> **Exercise directions**
Pick out all lines of the entries that include the word "style" and copy them.

[Figure content listings]
%%

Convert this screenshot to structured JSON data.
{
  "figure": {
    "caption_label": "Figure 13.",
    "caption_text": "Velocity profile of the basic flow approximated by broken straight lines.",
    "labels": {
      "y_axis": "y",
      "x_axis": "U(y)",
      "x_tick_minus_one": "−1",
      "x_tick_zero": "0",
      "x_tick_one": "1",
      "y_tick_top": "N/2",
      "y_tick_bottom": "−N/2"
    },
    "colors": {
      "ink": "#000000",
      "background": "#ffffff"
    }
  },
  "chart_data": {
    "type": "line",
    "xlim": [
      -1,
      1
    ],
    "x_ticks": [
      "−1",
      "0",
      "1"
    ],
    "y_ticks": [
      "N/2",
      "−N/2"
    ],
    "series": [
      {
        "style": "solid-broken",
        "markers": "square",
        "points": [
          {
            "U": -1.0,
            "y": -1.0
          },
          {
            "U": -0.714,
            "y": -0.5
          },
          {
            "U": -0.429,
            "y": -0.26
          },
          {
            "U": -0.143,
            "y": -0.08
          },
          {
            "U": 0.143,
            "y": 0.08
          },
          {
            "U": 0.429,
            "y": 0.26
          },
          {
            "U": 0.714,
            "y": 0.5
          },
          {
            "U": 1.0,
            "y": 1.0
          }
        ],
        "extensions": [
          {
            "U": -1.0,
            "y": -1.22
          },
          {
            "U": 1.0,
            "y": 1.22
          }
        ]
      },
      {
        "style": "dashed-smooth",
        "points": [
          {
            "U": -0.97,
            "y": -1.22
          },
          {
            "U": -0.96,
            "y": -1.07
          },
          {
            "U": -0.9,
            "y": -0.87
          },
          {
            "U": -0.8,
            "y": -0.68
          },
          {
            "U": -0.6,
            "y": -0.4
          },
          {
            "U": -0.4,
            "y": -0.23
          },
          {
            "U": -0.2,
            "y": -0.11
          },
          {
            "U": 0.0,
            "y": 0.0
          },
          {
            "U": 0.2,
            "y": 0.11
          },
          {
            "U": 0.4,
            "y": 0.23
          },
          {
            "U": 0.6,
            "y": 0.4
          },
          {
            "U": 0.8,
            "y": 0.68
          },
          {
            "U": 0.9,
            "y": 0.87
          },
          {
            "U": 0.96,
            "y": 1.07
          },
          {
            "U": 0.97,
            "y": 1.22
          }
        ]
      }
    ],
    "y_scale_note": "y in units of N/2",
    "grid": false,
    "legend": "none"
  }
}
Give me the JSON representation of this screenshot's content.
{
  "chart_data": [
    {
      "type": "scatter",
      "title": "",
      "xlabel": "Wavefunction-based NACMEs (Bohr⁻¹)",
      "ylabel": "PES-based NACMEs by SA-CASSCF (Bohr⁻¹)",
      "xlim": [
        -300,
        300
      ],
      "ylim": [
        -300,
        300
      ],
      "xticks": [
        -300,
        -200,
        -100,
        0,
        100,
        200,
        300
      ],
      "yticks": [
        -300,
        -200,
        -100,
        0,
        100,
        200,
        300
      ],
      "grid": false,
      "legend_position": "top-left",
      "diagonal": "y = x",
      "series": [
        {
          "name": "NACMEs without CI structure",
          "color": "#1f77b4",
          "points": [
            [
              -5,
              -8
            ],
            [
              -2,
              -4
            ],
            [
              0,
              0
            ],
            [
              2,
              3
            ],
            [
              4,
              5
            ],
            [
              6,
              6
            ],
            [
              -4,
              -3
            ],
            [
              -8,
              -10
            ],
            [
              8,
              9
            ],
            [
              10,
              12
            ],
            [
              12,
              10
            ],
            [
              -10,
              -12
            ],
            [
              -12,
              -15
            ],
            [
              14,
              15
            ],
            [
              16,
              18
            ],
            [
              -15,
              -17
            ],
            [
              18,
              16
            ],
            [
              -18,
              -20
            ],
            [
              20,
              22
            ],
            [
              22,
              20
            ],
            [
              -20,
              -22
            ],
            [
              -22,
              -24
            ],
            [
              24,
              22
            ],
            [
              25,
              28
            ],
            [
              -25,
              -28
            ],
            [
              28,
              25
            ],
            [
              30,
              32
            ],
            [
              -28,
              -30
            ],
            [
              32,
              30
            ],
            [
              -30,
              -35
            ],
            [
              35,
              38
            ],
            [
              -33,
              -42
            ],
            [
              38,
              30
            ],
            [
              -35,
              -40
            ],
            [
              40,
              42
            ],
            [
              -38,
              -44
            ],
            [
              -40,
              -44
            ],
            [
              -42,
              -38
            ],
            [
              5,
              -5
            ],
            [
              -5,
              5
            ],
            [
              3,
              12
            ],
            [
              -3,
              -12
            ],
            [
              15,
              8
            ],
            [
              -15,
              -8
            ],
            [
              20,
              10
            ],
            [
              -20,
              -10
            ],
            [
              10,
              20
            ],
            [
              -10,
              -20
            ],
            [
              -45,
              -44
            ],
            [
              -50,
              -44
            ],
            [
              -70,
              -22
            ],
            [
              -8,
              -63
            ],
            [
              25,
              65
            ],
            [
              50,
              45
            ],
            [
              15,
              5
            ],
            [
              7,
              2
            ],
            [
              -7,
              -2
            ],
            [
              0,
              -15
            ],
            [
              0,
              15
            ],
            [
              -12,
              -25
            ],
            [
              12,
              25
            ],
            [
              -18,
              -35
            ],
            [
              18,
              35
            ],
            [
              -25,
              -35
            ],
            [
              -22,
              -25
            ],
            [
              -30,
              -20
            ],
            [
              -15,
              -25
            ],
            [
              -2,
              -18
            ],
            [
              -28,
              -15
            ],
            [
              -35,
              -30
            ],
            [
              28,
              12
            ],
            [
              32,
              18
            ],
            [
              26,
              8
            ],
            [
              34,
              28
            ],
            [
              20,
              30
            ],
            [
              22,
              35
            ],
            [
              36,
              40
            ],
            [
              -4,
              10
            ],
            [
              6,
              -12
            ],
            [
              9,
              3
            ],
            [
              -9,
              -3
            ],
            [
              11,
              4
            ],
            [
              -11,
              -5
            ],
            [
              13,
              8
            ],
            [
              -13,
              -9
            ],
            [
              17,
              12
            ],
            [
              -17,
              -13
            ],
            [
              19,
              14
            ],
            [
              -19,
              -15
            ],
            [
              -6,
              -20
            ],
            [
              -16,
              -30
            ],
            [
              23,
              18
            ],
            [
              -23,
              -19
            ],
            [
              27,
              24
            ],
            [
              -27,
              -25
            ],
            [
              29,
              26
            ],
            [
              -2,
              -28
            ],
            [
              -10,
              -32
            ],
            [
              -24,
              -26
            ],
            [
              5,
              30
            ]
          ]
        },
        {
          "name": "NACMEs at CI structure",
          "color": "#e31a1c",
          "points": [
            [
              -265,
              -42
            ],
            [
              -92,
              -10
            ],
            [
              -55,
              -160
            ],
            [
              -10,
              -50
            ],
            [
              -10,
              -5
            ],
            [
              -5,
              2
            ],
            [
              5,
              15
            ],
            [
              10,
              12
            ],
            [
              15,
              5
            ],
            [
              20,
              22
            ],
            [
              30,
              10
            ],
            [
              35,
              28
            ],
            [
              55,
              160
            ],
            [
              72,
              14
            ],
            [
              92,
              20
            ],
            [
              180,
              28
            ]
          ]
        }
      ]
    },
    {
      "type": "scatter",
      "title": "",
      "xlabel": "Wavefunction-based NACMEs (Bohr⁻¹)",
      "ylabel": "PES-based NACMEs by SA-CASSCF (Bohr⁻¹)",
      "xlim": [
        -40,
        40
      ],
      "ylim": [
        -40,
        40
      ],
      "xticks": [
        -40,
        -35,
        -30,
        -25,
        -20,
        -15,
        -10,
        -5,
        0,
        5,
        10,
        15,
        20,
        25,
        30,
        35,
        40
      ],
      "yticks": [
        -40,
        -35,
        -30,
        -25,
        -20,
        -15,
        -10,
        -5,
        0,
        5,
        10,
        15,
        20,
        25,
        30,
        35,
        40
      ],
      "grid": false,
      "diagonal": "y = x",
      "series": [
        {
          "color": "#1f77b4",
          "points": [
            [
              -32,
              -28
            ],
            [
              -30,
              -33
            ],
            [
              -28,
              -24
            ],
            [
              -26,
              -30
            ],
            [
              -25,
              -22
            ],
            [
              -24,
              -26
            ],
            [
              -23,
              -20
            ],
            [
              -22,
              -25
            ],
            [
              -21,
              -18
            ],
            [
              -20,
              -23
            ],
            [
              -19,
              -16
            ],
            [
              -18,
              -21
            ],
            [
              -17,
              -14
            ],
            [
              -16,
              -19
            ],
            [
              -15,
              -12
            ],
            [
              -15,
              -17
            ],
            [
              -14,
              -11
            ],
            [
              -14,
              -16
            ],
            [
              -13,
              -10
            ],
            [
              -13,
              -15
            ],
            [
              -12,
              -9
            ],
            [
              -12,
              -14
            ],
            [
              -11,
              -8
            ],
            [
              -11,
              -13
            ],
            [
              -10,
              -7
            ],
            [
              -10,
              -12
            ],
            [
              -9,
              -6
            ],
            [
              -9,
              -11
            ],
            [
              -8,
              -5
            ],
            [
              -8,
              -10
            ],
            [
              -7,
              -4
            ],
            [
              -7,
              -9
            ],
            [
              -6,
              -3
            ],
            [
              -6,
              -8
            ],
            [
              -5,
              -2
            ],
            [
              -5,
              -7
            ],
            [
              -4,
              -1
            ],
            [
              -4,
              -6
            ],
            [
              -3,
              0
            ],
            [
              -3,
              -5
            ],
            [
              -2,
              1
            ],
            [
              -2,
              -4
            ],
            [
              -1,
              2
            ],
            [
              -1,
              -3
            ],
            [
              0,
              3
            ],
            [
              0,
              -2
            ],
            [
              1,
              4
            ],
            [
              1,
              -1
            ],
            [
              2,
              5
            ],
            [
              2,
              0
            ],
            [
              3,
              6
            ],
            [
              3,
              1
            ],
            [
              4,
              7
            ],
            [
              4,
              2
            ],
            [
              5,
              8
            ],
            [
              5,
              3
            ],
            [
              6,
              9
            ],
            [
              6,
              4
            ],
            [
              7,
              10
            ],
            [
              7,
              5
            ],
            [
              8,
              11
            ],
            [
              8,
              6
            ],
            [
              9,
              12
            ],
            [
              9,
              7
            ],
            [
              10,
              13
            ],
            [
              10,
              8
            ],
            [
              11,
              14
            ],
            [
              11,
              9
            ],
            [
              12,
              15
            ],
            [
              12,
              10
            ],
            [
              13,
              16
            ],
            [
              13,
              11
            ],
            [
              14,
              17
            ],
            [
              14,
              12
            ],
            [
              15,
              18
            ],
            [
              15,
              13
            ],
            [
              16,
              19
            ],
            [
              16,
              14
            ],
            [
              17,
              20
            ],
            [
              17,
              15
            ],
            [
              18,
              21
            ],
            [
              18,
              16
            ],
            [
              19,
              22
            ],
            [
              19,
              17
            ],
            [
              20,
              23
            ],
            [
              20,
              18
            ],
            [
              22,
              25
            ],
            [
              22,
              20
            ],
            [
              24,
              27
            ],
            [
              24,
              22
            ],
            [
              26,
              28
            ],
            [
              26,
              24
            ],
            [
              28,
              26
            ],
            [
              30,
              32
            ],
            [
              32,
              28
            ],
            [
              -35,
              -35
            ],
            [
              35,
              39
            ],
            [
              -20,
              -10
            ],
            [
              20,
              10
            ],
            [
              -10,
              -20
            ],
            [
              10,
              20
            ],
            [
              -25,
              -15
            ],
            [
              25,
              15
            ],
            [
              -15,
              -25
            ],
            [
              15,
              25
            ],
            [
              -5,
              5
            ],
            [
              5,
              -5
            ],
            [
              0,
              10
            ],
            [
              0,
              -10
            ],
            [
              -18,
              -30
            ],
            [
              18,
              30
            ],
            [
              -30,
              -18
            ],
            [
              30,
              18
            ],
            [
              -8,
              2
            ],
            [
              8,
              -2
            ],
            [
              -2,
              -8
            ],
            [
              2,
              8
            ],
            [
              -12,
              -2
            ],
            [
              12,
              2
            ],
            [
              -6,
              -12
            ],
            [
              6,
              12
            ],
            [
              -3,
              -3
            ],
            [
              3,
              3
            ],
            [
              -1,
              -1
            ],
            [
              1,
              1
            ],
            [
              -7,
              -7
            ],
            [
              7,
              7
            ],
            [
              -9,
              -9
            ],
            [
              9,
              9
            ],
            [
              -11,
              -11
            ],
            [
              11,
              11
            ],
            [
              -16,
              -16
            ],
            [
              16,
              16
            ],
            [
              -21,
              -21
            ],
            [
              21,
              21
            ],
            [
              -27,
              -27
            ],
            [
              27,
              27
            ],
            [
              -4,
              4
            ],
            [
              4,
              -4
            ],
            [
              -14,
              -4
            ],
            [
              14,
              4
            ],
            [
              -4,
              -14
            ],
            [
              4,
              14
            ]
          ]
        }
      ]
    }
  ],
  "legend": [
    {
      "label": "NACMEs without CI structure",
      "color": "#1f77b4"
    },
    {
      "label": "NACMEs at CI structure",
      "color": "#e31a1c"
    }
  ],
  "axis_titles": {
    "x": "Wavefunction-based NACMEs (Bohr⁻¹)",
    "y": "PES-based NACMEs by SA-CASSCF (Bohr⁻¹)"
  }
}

%%

> **Answer for this exercise**
        "style": "solid-broken",
        "style": "dashed-smooth",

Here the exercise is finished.